Start SUPPLIED DATA

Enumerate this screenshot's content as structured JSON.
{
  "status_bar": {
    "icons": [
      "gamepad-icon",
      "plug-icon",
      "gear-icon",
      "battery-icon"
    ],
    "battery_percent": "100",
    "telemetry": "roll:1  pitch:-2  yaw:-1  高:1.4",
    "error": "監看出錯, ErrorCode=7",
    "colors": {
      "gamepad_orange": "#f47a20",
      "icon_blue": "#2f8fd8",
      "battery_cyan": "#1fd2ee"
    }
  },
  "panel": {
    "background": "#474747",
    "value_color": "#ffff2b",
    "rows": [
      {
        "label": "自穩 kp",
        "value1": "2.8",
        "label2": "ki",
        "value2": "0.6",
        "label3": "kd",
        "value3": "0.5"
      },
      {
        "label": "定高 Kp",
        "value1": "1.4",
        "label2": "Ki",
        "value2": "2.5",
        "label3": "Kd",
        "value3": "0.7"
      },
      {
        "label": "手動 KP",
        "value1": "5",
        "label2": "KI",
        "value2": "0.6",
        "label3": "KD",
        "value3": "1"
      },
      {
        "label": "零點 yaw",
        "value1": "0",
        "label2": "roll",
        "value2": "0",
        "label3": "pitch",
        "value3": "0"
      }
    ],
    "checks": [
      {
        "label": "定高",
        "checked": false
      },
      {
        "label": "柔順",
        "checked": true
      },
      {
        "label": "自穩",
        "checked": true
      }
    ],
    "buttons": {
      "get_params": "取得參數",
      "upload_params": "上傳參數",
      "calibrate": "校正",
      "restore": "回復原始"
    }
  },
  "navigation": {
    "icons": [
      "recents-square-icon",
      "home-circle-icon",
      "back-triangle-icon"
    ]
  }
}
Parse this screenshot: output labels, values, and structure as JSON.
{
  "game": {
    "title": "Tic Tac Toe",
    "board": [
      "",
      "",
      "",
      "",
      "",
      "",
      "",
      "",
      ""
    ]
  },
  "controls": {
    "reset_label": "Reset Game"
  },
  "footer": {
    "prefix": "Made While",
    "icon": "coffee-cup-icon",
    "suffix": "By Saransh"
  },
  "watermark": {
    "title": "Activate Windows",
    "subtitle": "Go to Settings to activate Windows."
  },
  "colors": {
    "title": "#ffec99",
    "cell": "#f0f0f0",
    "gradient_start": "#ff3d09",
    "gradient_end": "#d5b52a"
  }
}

End SUPPLIED DATA

*EXERCISE DESCRIPTION*.
From the entries above, copy every line where the word "roll" shows up.

*RESPONSE*.
    "telemetry": "roll:1  pitch:-2  yaw:-1  高:1.4",
        "label2": "roll",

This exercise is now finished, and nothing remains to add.